■ **Exercise aim**:
Copy the material below word for word, every line unchanged and in the same order.

■ **Records supplied**:
########
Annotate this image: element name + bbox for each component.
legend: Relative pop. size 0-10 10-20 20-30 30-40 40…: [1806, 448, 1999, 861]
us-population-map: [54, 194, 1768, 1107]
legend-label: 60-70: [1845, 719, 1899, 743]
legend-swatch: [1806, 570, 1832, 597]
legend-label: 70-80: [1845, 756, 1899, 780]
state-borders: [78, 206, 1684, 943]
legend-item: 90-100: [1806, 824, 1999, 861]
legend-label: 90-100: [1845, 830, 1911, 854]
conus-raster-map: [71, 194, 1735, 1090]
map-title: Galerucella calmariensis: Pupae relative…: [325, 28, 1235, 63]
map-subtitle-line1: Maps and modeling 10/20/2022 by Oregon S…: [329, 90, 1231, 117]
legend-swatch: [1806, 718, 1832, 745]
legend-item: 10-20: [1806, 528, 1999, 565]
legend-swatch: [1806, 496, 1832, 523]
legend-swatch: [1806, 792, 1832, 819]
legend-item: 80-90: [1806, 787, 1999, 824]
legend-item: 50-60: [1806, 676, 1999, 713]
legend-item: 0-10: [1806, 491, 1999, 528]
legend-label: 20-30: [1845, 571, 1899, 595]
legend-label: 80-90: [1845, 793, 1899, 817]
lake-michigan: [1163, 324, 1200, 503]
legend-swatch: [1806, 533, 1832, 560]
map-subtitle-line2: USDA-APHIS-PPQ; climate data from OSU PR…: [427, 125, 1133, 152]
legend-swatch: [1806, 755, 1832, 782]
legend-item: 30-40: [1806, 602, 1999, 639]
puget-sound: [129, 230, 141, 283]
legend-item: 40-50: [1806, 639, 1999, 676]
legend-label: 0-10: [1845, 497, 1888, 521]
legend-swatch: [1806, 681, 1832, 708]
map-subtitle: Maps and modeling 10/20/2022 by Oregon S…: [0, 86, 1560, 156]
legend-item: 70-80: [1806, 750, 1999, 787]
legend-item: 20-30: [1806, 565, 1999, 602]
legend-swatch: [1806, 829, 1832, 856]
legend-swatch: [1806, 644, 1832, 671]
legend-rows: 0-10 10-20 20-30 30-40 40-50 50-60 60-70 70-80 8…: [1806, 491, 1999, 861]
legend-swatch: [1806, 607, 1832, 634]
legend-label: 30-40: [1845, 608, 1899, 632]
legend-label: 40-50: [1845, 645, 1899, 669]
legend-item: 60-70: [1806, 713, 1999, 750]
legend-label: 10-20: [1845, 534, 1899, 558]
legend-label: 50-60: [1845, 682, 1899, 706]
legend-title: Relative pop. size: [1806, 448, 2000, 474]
########
■ **Answer to the problem**:
Annotate this image: element name + bbox for each component.
legend: Relative pop. size 0-10 10-20 20-30 30-40 40…: [1806, 448, 1999, 861]
us-population-map: [54, 194, 1768, 1107]
legend-label: 60-70: [1845, 719, 1899, 743]
legend-swatch: [1806, 570, 1832, 597]
legend-label: 70-80: [1845, 756, 1899, 780]
state-borders: [78, 206, 1684, 943]
legend-item: 90-100: [1806, 824, 1999, 861]
legend-label: 90-100: [1845, 830, 1911, 854]
conus-raster-map: [71, 194, 1735, 1090]
map-title: Galerucella calmariensis: Pupae relative…: [325, 28, 1235, 63]
map-subtitle-line1: Maps and modeling 10/20/2022 by Oregon S…: [329, 90, 1231, 117]
legend-swatch: [1806, 718, 1832, 745]
legend-item: 10-20: [1806, 528, 1999, 565]
legend-swatch: [1806, 496, 1832, 523]
legend-swatch: [1806, 792, 1832, 819]
legend-item: 80-90: [1806, 787, 1999, 824]
legend-item: 50-60: [1806, 676, 1999, 713]
legend-item: 0-10: [1806, 491, 1999, 528]
legend-label: 20-30: [1845, 571, 1899, 595]
legend-label: 80-90: [1845, 793, 1899, 817]
lake-michigan: [1163, 324, 1200, 503]
legend-swatch: [1806, 533, 1832, 560]
map-subtitle-line2: USDA-APHIS-PPQ; climate data from OSU PR…: [427, 125, 1133, 152]
legend-swatch: [1806, 755, 1832, 782]
legend-item: 30-40: [1806, 602, 1999, 639]
puget-sound: [129, 230, 141, 283]
legend-item: 40-50: [1806, 639, 1999, 676]
legend-label: 0-10: [1845, 497, 1888, 521]
legend-swatch: [1806, 681, 1832, 708]
map-subtitle: Maps and modeling 10/20/2022 by Oregon S…: [0, 86, 1560, 156]
legend-item: 70-80: [1806, 750, 1999, 787]
legend-item: 20-30: [1806, 565, 1999, 602]
legend-swatch: [1806, 829, 1832, 856]
legend-swatch: [1806, 644, 1832, 671]
legend-rows: 0-10 10-20 20-30 30-40 40-50 50-60 60-70 70-80 8…: [1806, 491, 1999, 861]
legend-swatch: [1806, 607, 1832, 634]
legend-label: 30-40: [1845, 608, 1899, 632]
legend-label: 40-50: [1845, 645, 1899, 669]
legend-item: 60-70: [1806, 713, 1999, 750]
legend-label: 10-20: [1845, 534, 1899, 558]
legend-label: 50-60: [1845, 682, 1899, 706]
legend-title: Relative pop. size: [1806, 448, 2000, 474]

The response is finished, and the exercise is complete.